#### Objective
Take every line from the material that has the word "frac" in it.

§ §

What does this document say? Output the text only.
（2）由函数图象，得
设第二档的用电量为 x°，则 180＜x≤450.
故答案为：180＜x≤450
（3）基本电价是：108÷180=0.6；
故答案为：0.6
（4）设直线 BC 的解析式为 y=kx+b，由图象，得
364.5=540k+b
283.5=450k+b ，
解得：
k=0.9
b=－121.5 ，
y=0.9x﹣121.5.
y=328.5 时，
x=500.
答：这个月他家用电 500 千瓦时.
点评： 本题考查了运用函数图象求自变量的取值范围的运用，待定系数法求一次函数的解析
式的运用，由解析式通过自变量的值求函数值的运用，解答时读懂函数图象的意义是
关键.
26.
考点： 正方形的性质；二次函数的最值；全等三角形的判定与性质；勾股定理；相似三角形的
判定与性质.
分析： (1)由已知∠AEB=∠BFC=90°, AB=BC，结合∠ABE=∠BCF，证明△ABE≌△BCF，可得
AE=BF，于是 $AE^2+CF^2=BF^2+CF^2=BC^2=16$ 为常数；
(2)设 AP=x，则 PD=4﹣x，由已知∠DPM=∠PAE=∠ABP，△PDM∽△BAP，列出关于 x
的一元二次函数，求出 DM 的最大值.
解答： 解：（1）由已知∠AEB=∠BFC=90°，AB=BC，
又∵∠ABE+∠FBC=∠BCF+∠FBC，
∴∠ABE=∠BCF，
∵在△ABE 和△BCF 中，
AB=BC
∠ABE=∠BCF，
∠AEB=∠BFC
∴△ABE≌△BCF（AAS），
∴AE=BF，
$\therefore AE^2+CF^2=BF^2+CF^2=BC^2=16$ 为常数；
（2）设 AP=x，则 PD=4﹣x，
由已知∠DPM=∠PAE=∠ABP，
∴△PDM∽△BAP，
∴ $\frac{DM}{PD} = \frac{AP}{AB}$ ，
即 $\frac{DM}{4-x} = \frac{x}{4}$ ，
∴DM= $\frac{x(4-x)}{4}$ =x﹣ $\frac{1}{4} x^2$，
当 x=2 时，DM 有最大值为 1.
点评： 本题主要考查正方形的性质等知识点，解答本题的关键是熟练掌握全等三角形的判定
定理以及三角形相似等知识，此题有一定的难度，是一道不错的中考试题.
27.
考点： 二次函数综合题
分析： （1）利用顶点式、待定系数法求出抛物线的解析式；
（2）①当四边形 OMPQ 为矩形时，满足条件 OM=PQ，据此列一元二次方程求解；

§ §

#### Full response
∴ $\frac{DM}{PD} = \frac{AP}{AB}$ ，
即 $\frac{DM}{4-x} = \frac{x}{4}$ ，
∴DM= $\frac{x(4-x)}{4}$ =x﹣ $\frac{1}{4} x^2$，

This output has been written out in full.